REQUIRED TASK
Pictures stay out of the copy; restate everything else in the material exactly.

:: MATERIAL TO PROCESS

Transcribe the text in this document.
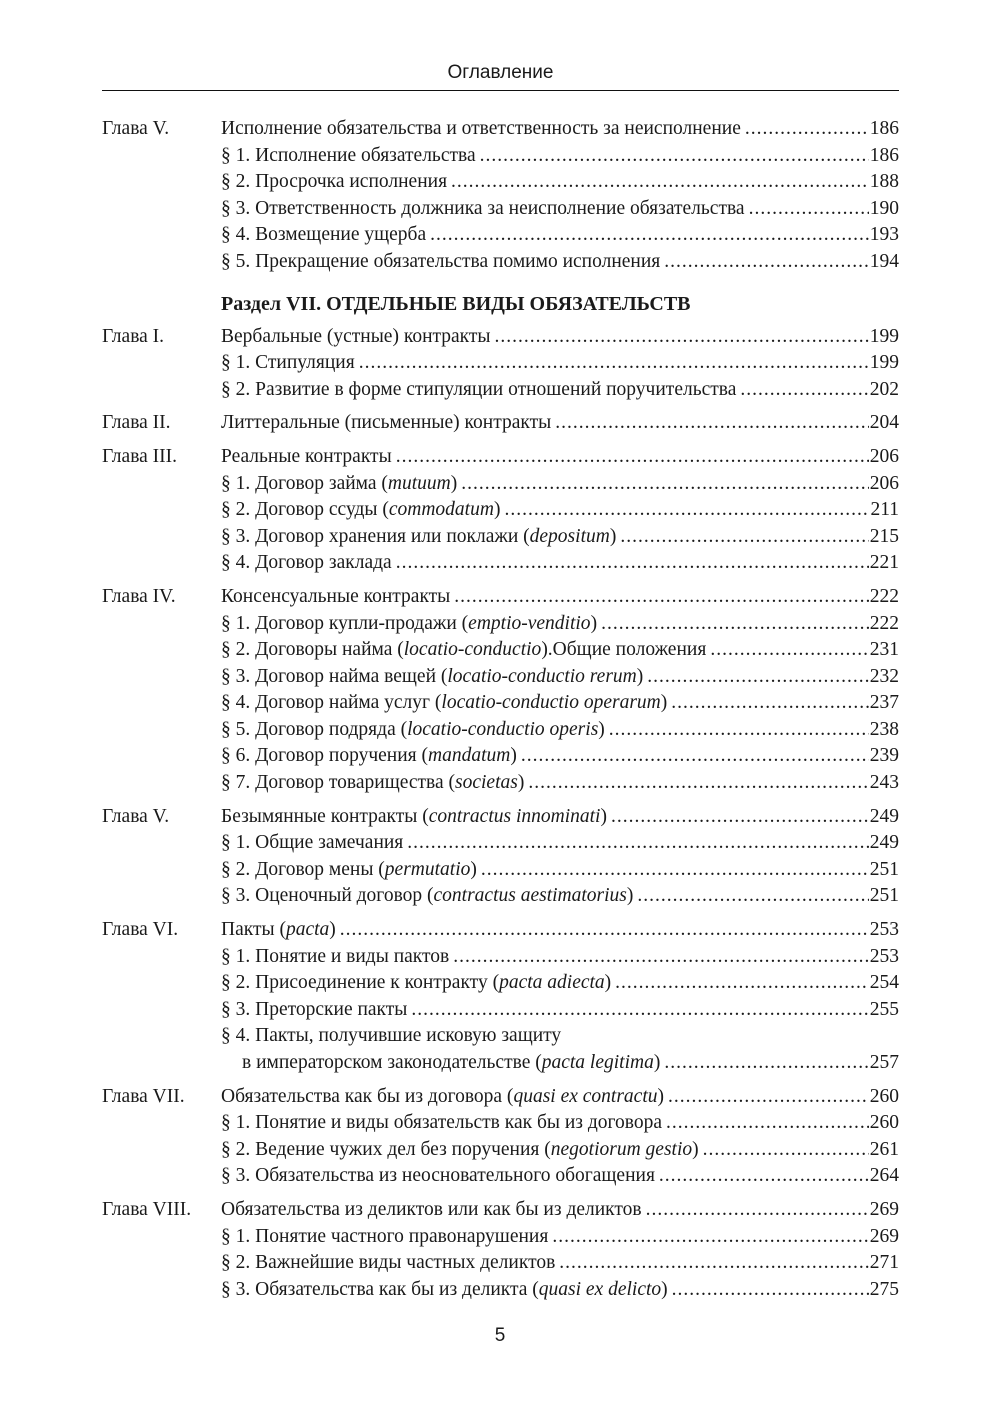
Оглавление
Глава V.	Исполнение обязательства и ответственность за неисполнение .....	186
§ 1. Исполнение обязательства .....	186
§ 2. Просрочка исполнения .....	188
§ 3. Ответственность должника за неисполнение обязательства .....	190
§ 4. Возмещение ущерба .....	193
§ 5. Прекращение обязательства помимо исполнения .....	194
Раздел VII. ОТДЕЛЬНЫЕ ВИДЫ ОБЯЗАТЕЛЬСТВ
Глава I.	Вербальные (устные) контракты .....	199
§ 1. Стипуляция .....	199
§ 2. Развитие в форме стипуляции отношений поручительства .....	202
Глава II.	Литтеральные (письменные) контракты .....	204
Глава III.	Реальные контракты .....	206
§ 1. Договор займа (mutuum) .....	206
§ 2. Договор ссуды (commodatum) .....	211
§ 3. Договор хранения или поклажи (depositum) .....	215
§ 4. Договор заклада .....	221
Глава IV.	Консенсуальные контракты .....	222
§ 1. Договор купли-продажи (emptio-venditio) .....	222
§ 2. Договоры найма (locatio-conductio).Общие положения .....	231
§ 3. Договор найма вещей (locatio-conductio rerum) .....	232
§ 4. Договор найма услуг (locatio-conductio operarum) .....	237
§ 5. Договор подряда (locatio-conductio operis) .....	238
§ 6. Договор поручения (mandatum) .....	239
§ 7. Договор товарищества (societas) .....	243
Глава V.	Безымянные контракты (contractus innominati) .....	249
§ 1. Общие замечания .....	249
§ 2. Договор мены (permutatio) .....	251
§ 3. Оценочный договор (contractus aestimatorius) .....	251
Глава VI.	Пакты (pacta) .....	253
§ 1. Понятие и виды пактов .....	253
§ 2. Присоединение к контракту (pacta adiecta) .....	254
§ 3. Преторские пакты .....	255
§ 4. Пакты, получившие исковую защиту
в императорском законодательстве (pacta legitima) .....	257
Глава VII.	Обязательства как бы из договора (quasi ex contractu) .....	260
§ 1. Понятие и виды обязательств как бы из договора .....	260
§ 2. Ведение чужих дел без поручения (negotiorum gestio) .....	261
§ 3. Обязательства из неосновательного обогащения .....	264
Глава VIII.	Обязательства из деликтов или как бы из деликтов .....	269
§ 1. Понятие частного правонарушения .....	269
§ 2. Важнейшие виды частных деликтов .....	271
§ 3. Обязательства как бы из деликта (quasi ex delicto) .....	275
5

::::

TASK OUTPUT
Transcribe the text in this document.
Оглавление
Глава V.	Исполнение обязательства и ответственность за неисполнение .....	186
§ 1. Исполнение обязательства .....	186
§ 2. Просрочка исполнения .....	188
§ 3. Ответственность должника за неисполнение обязательства .....	190
§ 4. Возмещение ущерба .....	193
§ 5. Прекращение обязательства помимо исполнения .....	194
Раздел VII. ОТДЕЛЬНЫЕ ВИДЫ ОБЯЗАТЕЛЬСТВ
Глава I.	Вербальные (устные) контракты .....	199
§ 1. Стипуляция .....	199
§ 2. Развитие в форме стипуляции отношений поручительства .....	202
Глава II.	Литтеральные (письменные) контракты .....	204
Глава III.	Реальные контракты .....	206
§ 1. Договор займа (mutuum) .....	206
§ 2. Договор ссуды (commodatum) .....	211
§ 3. Договор хранения или поклажи (depositum) .....	215
§ 4. Договор заклада .....	221
Глава IV.	Консенсуальные контракты .....	222
§ 1. Договор купли-продажи (emptio-venditio) .....	222
§ 2. Договоры найма (locatio-conductio).Общие положения .....	231
§ 3. Договор найма вещей (locatio-conductio rerum) .....	232
§ 4. Договор найма услуг (locatio-conductio operarum) .....	237
§ 5. Договор подряда (locatio-conductio operis) .....	238
§ 6. Договор поручения (mandatum) .....	239
§ 7. Договор товарищества (societas) .....	243
Глава V.	Безымянные контракты (contractus innominati) .....	249
§ 1. Общие замечания .....	249
§ 2. Договор мены (permutatio) .....	251
§ 3. Оценочный договор (contractus aestimatorius) .....	251
Глава VI.	Пакты (pacta) .....	253
§ 1. Понятие и виды пактов .....	253
§ 2. Присоединение к контракту (pacta adiecta) .....	254
§ 3. Преторские пакты .....	255
§ 4. Пакты, получившие исковую защиту
в императорском законодательстве (pacta legitima) .....	257
Глава VII.	Обязательства как бы из договора (quasi ex contractu) .....	260
§ 1. Понятие и виды обязательств как бы из договора .....	260
§ 2. Ведение чужих дел без поручения (negotiorum gestio) .....	261
§ 3. Обязательства из неосновательного обогащения .....	264
Глава VIII.	Обязательства из деликтов или как бы из деликтов .....	269
§ 1. Понятие частного правонарушения .....	269
§ 2. Важнейшие виды частных деликтов .....	271
§ 3. Обязательства как бы из деликта (quasi ex delicto) .....	275
5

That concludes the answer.